§ **AIM**: Please output the lines shown below exactly as they appear.

§ **RECORDS FOR THIS TASK**:
^^^^
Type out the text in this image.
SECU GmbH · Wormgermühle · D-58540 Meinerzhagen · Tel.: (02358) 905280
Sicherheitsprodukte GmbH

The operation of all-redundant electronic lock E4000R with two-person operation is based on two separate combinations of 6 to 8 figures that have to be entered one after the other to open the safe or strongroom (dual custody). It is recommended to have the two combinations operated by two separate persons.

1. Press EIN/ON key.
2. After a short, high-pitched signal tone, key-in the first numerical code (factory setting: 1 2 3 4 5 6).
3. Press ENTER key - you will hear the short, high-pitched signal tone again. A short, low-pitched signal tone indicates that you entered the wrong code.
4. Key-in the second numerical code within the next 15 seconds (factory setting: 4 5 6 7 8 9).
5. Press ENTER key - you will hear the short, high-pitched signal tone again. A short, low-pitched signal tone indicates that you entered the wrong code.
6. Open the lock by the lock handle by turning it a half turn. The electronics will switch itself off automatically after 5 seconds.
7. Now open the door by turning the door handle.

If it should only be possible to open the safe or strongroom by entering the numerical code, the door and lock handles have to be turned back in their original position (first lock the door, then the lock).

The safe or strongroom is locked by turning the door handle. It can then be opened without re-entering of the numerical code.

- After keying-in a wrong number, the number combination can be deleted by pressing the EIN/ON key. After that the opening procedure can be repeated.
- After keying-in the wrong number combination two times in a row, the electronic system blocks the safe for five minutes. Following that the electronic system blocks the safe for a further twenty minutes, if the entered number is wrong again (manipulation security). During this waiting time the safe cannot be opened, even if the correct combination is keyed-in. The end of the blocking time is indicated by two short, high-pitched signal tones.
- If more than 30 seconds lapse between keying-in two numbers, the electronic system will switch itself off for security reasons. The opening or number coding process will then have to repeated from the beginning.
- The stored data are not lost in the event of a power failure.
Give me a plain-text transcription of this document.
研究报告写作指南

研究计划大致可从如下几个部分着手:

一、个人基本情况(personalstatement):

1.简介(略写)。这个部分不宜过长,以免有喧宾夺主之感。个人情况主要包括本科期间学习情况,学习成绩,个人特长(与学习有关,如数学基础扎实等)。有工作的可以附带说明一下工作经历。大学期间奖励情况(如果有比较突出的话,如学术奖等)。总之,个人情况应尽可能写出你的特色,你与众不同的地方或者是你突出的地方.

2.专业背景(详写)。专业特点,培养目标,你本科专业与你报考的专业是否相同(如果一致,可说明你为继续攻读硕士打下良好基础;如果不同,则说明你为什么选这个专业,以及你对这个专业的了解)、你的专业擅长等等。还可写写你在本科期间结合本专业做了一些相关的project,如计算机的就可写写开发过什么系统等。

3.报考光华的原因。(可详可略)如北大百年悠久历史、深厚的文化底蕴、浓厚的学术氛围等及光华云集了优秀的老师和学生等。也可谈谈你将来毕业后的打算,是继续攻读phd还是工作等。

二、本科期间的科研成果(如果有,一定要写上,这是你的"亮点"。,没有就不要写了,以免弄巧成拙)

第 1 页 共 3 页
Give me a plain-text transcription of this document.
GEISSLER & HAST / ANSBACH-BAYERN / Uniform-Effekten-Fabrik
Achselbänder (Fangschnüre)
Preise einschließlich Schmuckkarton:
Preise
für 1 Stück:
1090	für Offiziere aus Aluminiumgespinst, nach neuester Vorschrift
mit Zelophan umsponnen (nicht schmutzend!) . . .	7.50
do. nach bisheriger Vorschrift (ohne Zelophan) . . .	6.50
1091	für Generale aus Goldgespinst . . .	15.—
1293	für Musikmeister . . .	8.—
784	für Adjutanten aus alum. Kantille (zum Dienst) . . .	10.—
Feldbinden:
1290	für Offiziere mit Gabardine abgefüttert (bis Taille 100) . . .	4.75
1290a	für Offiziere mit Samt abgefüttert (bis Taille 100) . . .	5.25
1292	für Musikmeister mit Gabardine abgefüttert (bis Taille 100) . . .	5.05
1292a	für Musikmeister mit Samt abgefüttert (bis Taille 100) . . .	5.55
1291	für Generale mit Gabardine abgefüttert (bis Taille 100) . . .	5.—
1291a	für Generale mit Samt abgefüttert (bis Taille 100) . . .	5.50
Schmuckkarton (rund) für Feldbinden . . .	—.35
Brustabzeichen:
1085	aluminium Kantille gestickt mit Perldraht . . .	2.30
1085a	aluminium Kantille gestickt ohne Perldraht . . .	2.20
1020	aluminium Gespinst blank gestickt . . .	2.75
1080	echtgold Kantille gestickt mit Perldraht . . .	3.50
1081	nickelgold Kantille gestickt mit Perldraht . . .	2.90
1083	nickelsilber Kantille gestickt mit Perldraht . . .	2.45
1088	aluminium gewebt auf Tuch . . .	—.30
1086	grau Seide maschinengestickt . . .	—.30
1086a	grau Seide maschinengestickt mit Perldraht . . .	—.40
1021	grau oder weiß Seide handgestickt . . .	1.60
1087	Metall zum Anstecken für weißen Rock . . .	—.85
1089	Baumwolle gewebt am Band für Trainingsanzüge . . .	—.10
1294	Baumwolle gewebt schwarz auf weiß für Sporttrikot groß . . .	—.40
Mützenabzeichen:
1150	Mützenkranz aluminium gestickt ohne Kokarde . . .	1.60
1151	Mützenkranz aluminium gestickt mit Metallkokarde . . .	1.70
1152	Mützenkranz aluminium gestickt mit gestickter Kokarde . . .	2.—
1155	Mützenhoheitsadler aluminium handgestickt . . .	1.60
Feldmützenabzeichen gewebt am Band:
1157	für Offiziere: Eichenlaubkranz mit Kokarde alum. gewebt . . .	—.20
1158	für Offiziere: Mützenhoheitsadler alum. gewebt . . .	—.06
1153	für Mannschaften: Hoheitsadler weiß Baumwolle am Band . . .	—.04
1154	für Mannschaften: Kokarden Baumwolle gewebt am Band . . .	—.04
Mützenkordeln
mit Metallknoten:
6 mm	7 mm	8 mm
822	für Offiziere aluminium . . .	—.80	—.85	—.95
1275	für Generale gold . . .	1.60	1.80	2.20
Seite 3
^^^^
§ **RESPONSE TO THE EXERCISE**:
Type out the text in this image.
SECU GmbH · Wormgermühle · D-58540 Meinerzhagen · Tel.: (02358) 905280
Sicherheitsprodukte GmbH

The operation of all-redundant electronic lock E4000R with two-person operation is based on two separate combinations of 6 to 8 figures that have to be entered one after the other to open the safe or strongroom (dual custody). It is recommended to have the two combinations operated by two separate persons.

1. Press EIN/ON key.
2. After a short, high-pitched signal tone, key-in the first numerical code (factory setting: 1 2 3 4 5 6).
3. Press ENTER key - you will hear the short, high-pitched signal tone again. A short, low-pitched signal tone indicates that you entered the wrong code.
4. Key-in the second numerical code within the next 15 seconds (factory setting: 4 5 6 7 8 9).
5. Press ENTER key - you will hear the short, high-pitched signal tone again. A short, low-pitched signal tone indicates that you entered the wrong code.
6. Open the lock by the lock handle by turning it a half turn. The electronics will switch itself off automatically after 5 seconds.
7. Now open the door by turning the door handle.

If it should only be possible to open the safe or strongroom by entering the numerical code, the door and lock handles have to be turned back in their original position (first lock the door, then the lock).

The safe or strongroom is locked by turning the door handle. It can then be opened without re-entering of the numerical code.

- After keying-in a wrong number, the number combination can be deleted by pressing the EIN/ON key. After that the opening procedure can be repeated.
- After keying-in the wrong number combination two times in a row, the electronic system blocks the safe for five minutes. Following that the electronic system blocks the safe for a further twenty minutes, if the entered number is wrong again (manipulation security). During this waiting time the safe cannot be opened, even if the correct combination is keyed-in. The end of the blocking time is indicated by two short, high-pitched signal tones.
- If more than 30 seconds lapse between keying-in two numbers, the electronic system will switch itself off for security reasons. The opening or number coding process will then have to repeated from the beginning.
- The stored data are not lost in the event of a power failure.
Give me a plain-text transcription of this document.
研究报告写作指南

研究计划大致可从如下几个部分着手:

一、个人基本情况(personalstatement):

1.简介(略写)。这个部分不宜过长,以免有喧宾夺主之感。个人情况主要包括本科期间学习情况,学习成绩,个人特长(与学习有关,如数学基础扎实等)。有工作的可以附带说明一下工作经历。大学期间奖励情况(如果有比较突出的话,如学术奖等)。总之,个人情况应尽可能写出你的特色,你与众不同的地方或者是你突出的地方.

2.专业背景(详写)。专业特点,培养目标,你本科专业与你报考的专业是否相同(如果一致,可说明你为继续攻读硕士打下良好基础;如果不同,则说明你为什么选这个专业,以及你对这个专业的了解)、你的专业擅长等等。还可写写你在本科期间结合本专业做了一些相关的project,如计算机的就可写写开发过什么系统等。

3.报考光华的原因。(可详可略)如北大百年悠久历史、深厚的文化底蕴、浓厚的学术氛围等及光华云集了优秀的老师和学生等。也可谈谈你将来毕业后的打算,是继续攻读phd还是工作等。

二、本科期间的科研成果(如果有,一定要写上,这是你的"亮点"。,没有就不要写了,以免弄巧成拙)

第 1 页 共 3 页
Give me a plain-text transcription of this document.
GEISSLER & HAST / ANSBACH-BAYERN / Uniform-Effekten-Fabrik
Achselbänder (Fangschnüre)
Preise einschließlich Schmuckkarton:
Preise
für 1 Stück:
1090	für Offiziere aus Aluminiumgespinst, nach neuester Vorschrift
mit Zelophan umsponnen (nicht schmutzend!) . . .	7.50
do. nach bisheriger Vorschrift (ohne Zelophan) . . .	6.50
1091	für Generale aus Goldgespinst . . .	15.—
1293	für Musikmeister . . .	8.—
784	für Adjutanten aus alum. Kantille (zum Dienst) . . .	10.—
Feldbinden:
1290	für Offiziere mit Gabardine abgefüttert (bis Taille 100) . . .	4.75
1290a	für Offiziere mit Samt abgefüttert (bis Taille 100) . . .	5.25
1292	für Musikmeister mit Gabardine abgefüttert (bis Taille 100) . . .	5.05
1292a	für Musikmeister mit Samt abgefüttert (bis Taille 100) . . .	5.55
1291	für Generale mit Gabardine abgefüttert (bis Taille 100) . . .	5.—
1291a	für Generale mit Samt abgefüttert (bis Taille 100) . . .	5.50
Schmuckkarton (rund) für Feldbinden . . .	—.35
Brustabzeichen:
1085	aluminium Kantille gestickt mit Perldraht . . .	2.30
1085a	aluminium Kantille gestickt ohne Perldraht . . .	2.20
1020	aluminium Gespinst blank gestickt . . .	2.75
1080	echtgold Kantille gestickt mit Perldraht . . .	3.50
1081	nickelgold Kantille gestickt mit Perldraht . . .	2.90
1083	nickelsilber Kantille gestickt mit Perldraht . . .	2.45
1088	aluminium gewebt auf Tuch . . .	—.30
1086	grau Seide maschinengestickt . . .	—.30
1086a	grau Seide maschinengestickt mit Perldraht . . .	—.40
1021	grau oder weiß Seide handgestickt . . .	1.60
1087	Metall zum Anstecken für weißen Rock . . .	—.85
1089	Baumwolle gewebt am Band für Trainingsanzüge . . .	—.10
1294	Baumwolle gewebt schwarz auf weiß für Sporttrikot groß . . .	—.40
Mützenabzeichen:
1150	Mützenkranz aluminium gestickt ohne Kokarde . . .	1.60
1151	Mützenkranz aluminium gestickt mit Metallkokarde . . .	1.70
1152	Mützenkranz aluminium gestickt mit gestickter Kokarde . . .	2.—
1155	Mützenhoheitsadler aluminium handgestickt . . .	1.60
Feldmützenabzeichen gewebt am Band:
1157	für Offiziere: Eichenlaubkranz mit Kokarde alum. gewebt . . .	—.20
1158	für Offiziere: Mützenhoheitsadler alum. gewebt . . .	—.06
1153	für Mannschaften: Hoheitsadler weiß Baumwolle am Band . . .	—.04
1154	für Mannschaften: Kokarden Baumwolle gewebt am Band . . .	—.04
Mützenkordeln
mit Metallknoten:
6 mm	7 mm	8 mm
822	für Offiziere aluminium . . .	—.80	—.85	—.95
1275	für Generale gold . . .	1.60	1.80	2.20
Seite 3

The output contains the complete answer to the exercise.